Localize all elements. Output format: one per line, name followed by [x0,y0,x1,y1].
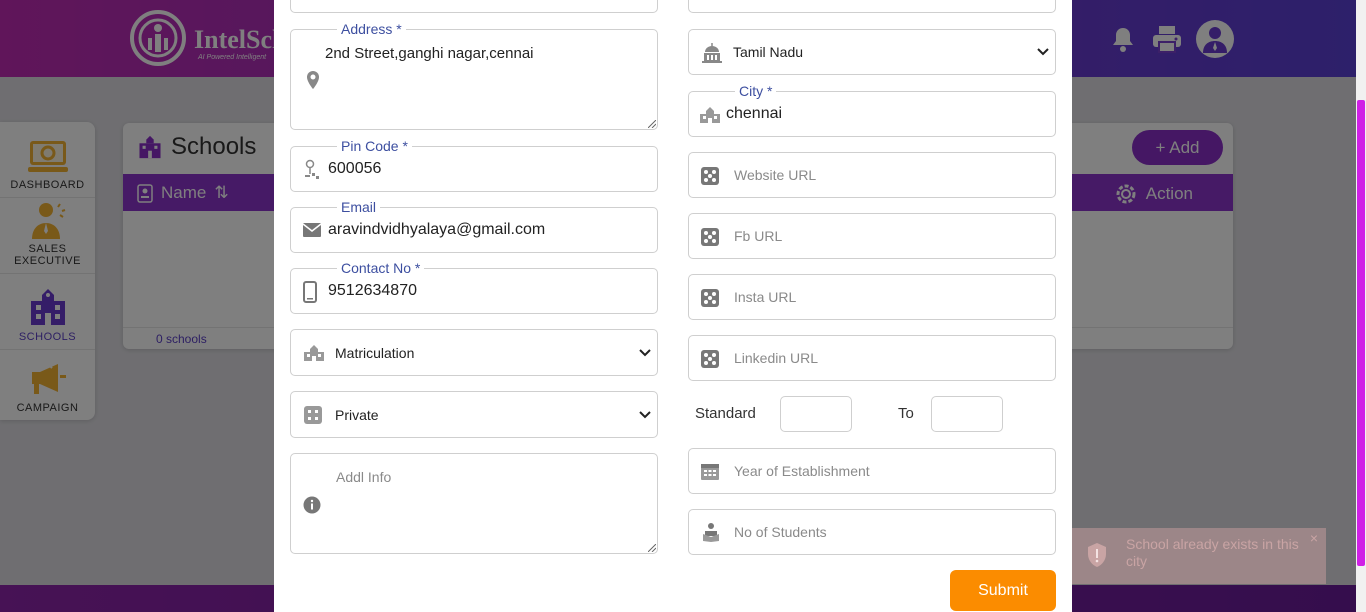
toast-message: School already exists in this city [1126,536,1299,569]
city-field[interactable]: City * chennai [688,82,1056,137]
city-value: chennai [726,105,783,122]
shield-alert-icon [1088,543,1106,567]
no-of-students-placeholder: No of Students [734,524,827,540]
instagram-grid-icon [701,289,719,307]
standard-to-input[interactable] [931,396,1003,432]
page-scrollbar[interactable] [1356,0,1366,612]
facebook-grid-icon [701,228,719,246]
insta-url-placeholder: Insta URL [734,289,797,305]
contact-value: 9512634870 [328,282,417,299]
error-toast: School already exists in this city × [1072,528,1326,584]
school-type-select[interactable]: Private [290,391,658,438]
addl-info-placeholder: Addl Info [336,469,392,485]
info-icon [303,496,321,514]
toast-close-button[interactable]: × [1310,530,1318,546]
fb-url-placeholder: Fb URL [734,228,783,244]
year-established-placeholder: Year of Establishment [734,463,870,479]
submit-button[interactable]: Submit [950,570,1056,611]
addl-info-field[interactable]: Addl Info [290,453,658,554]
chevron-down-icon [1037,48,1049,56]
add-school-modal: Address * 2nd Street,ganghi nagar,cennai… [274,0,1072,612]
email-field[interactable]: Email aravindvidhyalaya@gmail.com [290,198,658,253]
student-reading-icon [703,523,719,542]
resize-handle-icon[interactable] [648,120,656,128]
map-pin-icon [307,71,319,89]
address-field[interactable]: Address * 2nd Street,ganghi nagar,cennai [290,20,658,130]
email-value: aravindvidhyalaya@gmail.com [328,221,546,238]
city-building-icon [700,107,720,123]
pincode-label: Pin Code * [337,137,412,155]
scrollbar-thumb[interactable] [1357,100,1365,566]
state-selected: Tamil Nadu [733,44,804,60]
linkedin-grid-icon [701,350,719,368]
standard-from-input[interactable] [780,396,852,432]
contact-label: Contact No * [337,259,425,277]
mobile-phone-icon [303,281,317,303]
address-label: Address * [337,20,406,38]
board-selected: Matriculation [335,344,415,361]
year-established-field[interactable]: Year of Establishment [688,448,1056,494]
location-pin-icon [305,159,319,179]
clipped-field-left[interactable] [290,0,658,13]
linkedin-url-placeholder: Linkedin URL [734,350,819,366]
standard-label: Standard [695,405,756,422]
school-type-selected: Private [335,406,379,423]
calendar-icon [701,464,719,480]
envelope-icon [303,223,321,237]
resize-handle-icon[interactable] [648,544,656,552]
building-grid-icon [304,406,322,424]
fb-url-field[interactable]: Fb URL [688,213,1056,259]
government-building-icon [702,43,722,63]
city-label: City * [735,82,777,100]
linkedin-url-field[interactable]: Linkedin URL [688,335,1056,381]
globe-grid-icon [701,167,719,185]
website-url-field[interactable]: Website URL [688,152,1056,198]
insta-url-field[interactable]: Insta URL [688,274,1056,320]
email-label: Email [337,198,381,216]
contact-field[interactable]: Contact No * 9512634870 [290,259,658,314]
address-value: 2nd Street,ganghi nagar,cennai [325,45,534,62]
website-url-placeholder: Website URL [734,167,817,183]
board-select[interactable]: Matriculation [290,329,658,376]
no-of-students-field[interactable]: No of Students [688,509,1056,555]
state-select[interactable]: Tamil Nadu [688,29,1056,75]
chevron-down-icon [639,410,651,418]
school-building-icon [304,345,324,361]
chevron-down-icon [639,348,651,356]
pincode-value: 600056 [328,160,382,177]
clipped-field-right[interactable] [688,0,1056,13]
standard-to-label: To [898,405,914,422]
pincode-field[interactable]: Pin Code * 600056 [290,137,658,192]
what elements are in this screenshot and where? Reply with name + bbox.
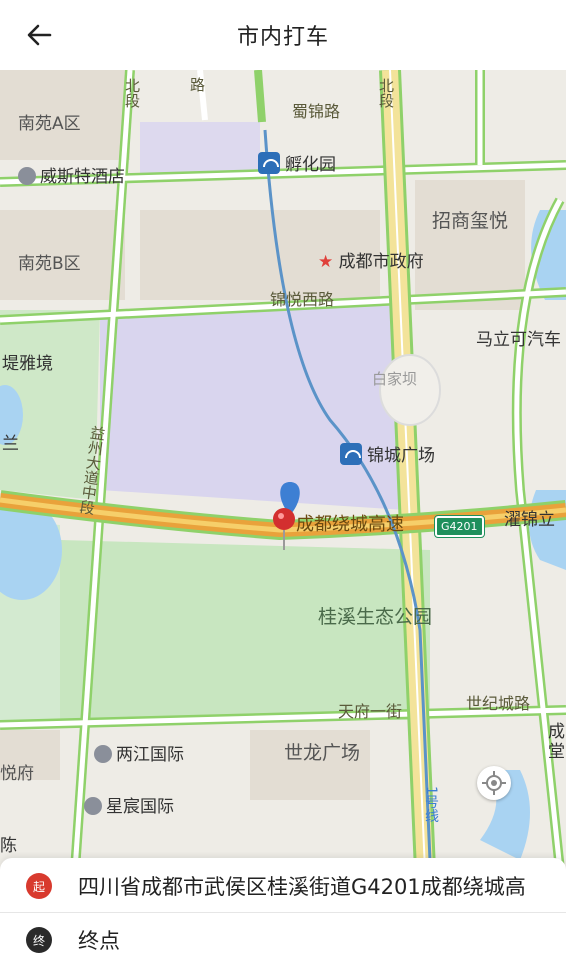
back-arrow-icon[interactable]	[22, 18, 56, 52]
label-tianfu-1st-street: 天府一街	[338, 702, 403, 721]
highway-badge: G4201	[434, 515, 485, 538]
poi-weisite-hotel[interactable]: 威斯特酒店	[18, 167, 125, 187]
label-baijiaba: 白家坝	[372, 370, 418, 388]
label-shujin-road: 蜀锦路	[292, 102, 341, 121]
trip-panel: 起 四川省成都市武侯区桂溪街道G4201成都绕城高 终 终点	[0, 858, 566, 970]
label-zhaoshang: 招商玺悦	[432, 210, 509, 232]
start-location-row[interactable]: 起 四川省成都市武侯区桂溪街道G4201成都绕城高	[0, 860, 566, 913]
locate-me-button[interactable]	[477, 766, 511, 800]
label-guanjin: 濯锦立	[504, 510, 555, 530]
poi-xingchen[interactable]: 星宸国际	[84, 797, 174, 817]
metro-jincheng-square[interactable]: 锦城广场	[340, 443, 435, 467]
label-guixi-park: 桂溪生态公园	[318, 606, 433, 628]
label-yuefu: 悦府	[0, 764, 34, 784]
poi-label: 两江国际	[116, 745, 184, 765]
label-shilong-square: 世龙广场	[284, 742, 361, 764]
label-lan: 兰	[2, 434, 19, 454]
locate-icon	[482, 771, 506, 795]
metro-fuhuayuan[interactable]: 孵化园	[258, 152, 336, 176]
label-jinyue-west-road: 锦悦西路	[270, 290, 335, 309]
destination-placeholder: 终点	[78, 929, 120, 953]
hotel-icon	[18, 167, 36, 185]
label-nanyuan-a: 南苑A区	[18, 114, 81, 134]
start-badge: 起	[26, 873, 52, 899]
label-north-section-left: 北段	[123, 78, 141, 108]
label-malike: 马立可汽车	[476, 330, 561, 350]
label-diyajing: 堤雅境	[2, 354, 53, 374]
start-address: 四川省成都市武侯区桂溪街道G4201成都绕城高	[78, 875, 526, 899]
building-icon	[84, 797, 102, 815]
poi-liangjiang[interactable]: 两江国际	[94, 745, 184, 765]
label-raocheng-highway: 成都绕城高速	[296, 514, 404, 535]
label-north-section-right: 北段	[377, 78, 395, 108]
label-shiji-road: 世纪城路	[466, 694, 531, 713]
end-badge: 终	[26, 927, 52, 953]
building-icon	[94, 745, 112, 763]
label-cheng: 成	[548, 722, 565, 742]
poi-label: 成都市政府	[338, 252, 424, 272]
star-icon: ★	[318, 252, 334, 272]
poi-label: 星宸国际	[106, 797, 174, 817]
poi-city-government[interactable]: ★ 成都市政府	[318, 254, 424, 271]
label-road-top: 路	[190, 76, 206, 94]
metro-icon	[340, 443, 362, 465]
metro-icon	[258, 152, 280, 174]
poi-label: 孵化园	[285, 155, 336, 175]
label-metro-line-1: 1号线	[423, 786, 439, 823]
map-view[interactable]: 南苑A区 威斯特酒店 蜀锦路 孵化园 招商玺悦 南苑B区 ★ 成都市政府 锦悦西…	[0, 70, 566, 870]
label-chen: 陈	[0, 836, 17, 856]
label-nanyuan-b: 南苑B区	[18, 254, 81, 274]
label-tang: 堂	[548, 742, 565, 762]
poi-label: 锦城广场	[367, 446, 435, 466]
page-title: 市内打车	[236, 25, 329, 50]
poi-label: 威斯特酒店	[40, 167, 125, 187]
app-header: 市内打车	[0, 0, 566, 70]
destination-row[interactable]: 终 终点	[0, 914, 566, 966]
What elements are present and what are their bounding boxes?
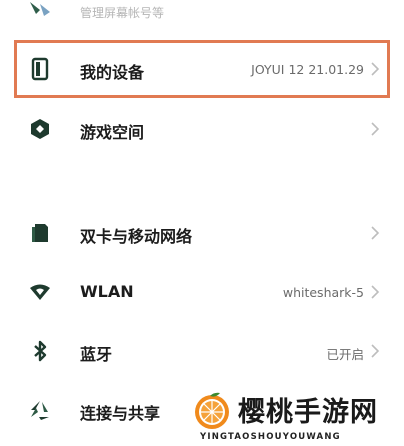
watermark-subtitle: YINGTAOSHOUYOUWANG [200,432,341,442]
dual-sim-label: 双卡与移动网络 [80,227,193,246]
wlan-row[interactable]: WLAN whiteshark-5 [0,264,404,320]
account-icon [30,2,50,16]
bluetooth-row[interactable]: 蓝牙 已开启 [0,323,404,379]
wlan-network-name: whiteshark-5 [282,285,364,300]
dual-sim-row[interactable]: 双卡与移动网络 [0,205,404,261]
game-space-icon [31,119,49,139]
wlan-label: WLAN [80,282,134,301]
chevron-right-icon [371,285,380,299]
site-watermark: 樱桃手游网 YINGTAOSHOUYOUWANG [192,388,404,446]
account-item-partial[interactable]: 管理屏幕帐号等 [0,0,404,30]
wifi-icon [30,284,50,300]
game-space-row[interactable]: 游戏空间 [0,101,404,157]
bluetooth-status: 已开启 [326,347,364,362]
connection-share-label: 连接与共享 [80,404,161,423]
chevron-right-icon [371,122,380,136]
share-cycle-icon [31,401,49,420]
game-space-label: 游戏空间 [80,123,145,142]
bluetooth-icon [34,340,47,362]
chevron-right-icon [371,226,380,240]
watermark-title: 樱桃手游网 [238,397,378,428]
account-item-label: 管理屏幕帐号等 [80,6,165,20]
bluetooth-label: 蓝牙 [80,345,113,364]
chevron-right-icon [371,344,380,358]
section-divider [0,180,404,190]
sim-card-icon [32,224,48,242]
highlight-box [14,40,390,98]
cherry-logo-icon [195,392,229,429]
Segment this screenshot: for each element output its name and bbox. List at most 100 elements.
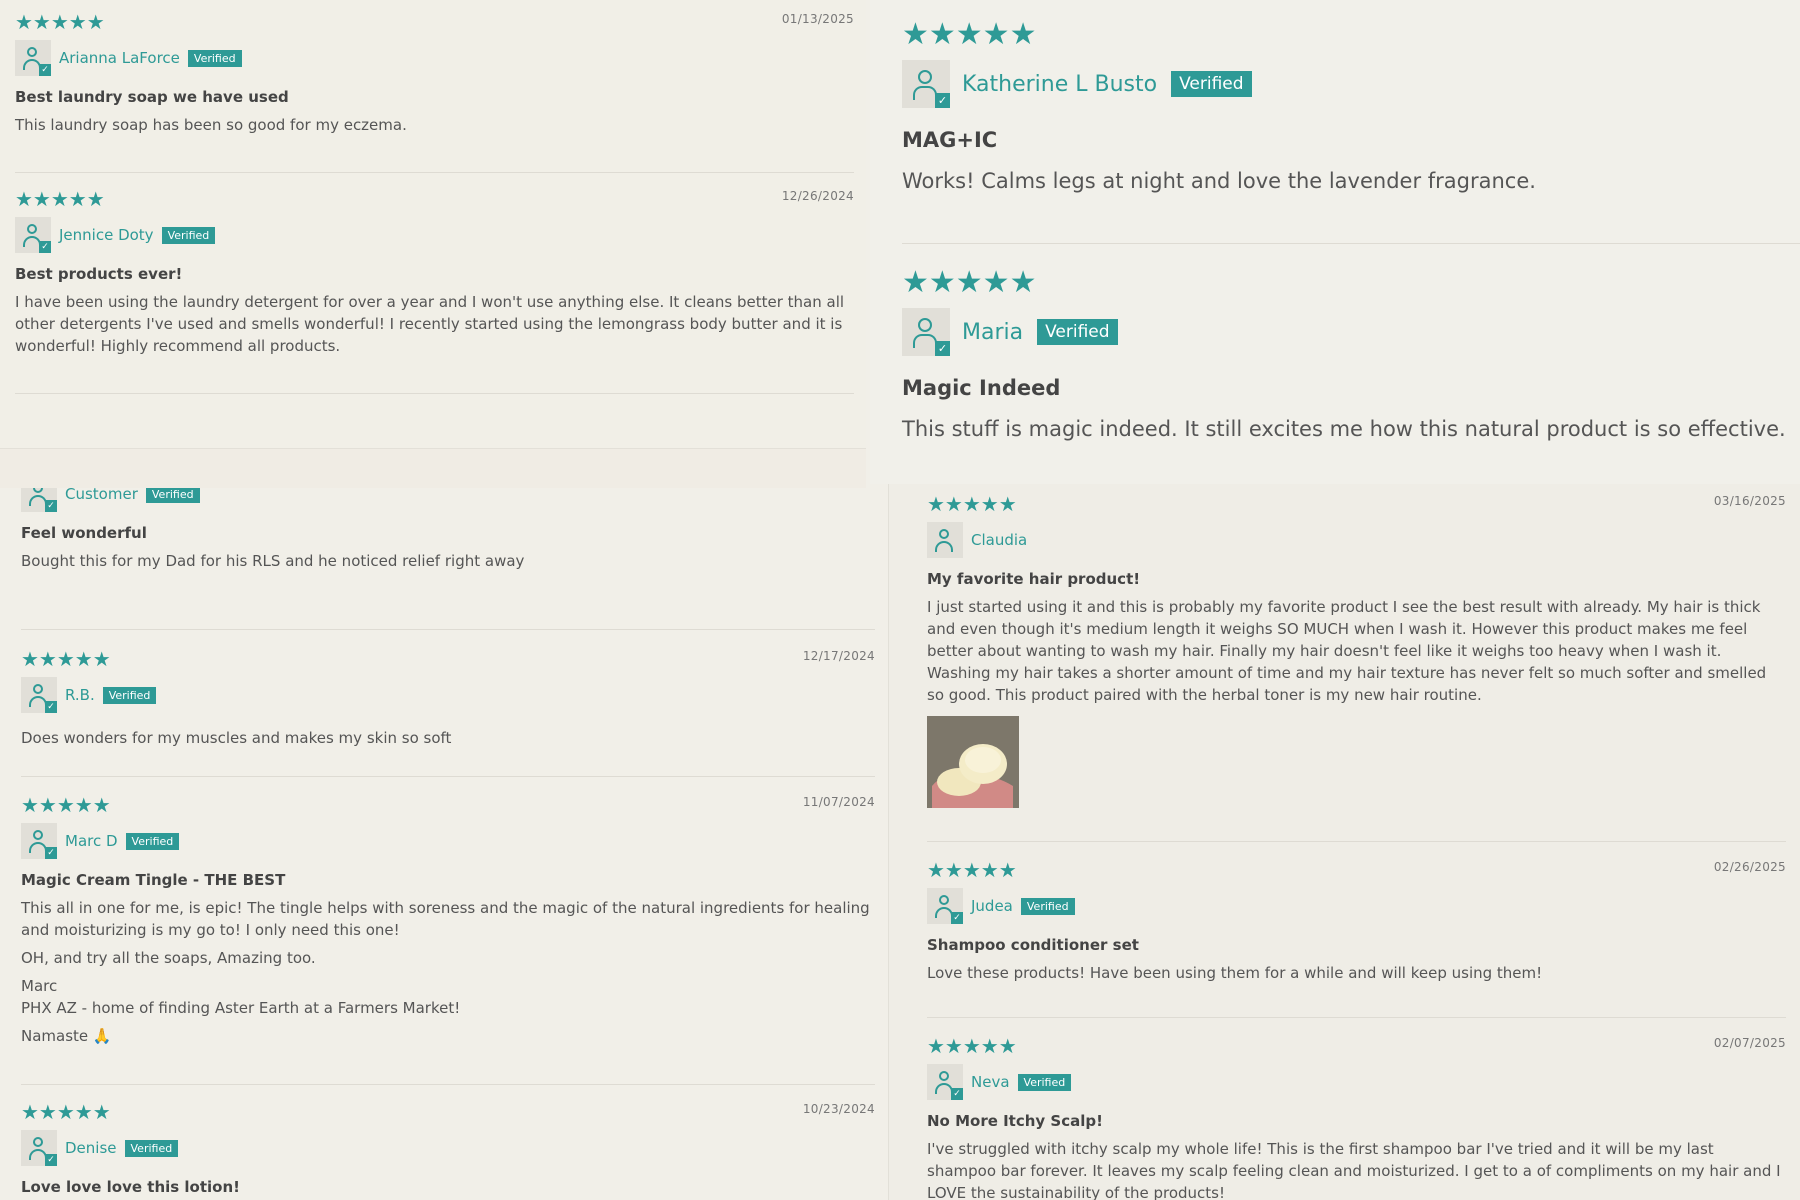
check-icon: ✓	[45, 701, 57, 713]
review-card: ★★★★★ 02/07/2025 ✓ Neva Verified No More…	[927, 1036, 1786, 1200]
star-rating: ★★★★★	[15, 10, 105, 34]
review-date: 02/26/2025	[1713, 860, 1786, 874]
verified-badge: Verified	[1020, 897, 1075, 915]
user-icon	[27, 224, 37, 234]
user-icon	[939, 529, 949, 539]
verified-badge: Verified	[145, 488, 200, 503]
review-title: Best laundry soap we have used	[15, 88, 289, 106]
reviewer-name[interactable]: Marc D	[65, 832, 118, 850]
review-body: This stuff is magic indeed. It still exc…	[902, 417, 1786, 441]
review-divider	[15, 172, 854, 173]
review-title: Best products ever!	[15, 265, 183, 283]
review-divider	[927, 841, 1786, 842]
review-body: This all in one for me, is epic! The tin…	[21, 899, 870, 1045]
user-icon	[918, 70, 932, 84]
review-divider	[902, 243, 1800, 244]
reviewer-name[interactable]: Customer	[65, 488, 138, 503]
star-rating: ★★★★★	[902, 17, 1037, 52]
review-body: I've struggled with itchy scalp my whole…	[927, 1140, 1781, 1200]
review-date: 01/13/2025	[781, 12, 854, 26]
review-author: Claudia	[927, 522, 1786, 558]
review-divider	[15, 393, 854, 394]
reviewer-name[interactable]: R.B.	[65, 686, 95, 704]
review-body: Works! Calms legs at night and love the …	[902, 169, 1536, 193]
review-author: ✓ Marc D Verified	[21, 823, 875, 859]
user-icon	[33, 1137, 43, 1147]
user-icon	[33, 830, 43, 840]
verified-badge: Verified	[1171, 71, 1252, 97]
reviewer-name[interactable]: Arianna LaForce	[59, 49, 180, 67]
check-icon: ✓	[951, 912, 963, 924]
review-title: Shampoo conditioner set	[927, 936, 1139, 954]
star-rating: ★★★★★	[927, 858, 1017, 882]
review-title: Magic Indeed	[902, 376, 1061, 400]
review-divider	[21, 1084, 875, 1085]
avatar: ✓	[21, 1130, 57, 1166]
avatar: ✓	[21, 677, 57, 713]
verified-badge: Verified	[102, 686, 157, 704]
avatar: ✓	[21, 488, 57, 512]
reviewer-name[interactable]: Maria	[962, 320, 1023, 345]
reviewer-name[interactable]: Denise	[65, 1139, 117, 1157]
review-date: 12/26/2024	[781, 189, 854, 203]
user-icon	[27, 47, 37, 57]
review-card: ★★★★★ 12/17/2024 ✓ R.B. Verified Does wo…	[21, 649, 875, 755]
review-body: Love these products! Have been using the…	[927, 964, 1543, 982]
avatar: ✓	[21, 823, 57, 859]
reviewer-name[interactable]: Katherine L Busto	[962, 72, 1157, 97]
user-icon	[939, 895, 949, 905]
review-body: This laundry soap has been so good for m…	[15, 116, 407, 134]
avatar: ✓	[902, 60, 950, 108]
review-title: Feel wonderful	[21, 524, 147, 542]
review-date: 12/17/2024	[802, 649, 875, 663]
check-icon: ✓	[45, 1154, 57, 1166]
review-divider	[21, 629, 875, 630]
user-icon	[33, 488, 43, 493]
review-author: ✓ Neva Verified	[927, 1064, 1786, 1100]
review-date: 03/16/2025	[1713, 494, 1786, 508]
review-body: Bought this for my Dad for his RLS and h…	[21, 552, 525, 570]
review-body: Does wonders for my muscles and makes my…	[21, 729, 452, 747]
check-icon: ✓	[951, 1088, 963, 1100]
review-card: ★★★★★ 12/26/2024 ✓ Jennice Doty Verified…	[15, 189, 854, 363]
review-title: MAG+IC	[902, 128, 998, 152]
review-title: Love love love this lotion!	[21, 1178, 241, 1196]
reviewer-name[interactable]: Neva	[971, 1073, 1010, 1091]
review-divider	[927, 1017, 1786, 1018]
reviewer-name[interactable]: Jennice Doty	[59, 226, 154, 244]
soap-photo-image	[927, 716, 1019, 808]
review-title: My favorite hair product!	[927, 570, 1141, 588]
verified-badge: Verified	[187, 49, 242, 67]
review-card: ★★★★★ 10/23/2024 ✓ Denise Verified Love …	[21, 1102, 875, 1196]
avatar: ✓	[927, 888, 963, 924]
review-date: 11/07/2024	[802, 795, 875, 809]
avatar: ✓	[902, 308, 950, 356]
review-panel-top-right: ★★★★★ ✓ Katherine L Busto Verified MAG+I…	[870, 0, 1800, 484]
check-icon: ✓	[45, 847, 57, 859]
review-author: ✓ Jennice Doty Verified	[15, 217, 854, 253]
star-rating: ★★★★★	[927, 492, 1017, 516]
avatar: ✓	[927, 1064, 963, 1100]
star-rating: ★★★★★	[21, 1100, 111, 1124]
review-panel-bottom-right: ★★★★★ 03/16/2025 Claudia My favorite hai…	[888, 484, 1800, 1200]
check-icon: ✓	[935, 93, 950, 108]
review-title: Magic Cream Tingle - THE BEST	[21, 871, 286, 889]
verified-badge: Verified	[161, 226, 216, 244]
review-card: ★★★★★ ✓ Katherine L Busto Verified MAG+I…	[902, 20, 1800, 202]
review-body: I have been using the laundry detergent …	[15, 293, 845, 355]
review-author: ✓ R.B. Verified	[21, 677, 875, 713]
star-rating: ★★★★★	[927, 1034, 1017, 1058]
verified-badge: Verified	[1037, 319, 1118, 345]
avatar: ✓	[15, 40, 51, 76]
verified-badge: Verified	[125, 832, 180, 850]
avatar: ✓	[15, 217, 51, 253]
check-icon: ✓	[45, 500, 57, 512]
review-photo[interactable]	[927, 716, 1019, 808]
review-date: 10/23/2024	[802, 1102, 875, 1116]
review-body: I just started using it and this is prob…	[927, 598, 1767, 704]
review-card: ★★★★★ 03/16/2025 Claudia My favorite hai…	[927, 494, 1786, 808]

_____

Duplicate the lines of the material running from the line with "watermark-subtitle: YINGTAOSHOUYOUWANG [200,432,341,442]" up to and including the line with "Segment this screenshot: for".

## The reply
watermark-subtitle: YINGTAOSHOUYOUWANG [200,432,341,442]
dual-sim-label: 双卡与移动网络 [80,227,193,246]
wlan-row[interactable]: WLAN whiteshark-5 [0,264,404,320]
account-icon [30,2,50,16]
bluetooth-row[interactable]: 蓝牙 已开启 [0,323,404,379]
wlan-network-name: whiteshark-5 [282,285,364,300]
dual-sim-row[interactable]: 双卡与移动网络 [0,205,404,261]
game-space-icon [31,119,49,139]
wlan-label: WLAN [80,282,134,301]
chevron-right-icon [371,285,380,299]
site-watermark: 樱桃手游网 YINGTAOSHOUYOUWANG [192,388,404,446]
account-item-partial[interactable]: 管理屏幕帐号等 [0,0,404,30]
wifi-icon [30,284,50,300]
game-space-row[interactable]: 游戏空间 [0,101,404,157]
bluetooth-status: 已开启 [326,347,364,362]
connection-share-label: 连接与共享 [80,404,161,423]
chevron-right-icon [371,122,380,136]
share-cycle-icon [31,401,49,420]
game-space-label: 游戏空间 [80,123,145,142]
bluetooth-icon [34,340,47,362]
chevron-right-icon [371,226,380,240]
watermark-title: 樱桃手游网 [238,397,378,428]
account-item-label: 管理屏幕帐号等 [80,6,165,20]
bluetooth-label: 蓝牙 [80,345,113,364]
chevron-right-icon [371,344,380,358]
section-divider [0,180,404,190]
sim-card-icon [32,224,48,242]
highlight-box [14,40,390,98]
cherry-logo-icon [195,392,229,429]
Segment this screenshot: for each element output its name and bbox. List at most 100 elements.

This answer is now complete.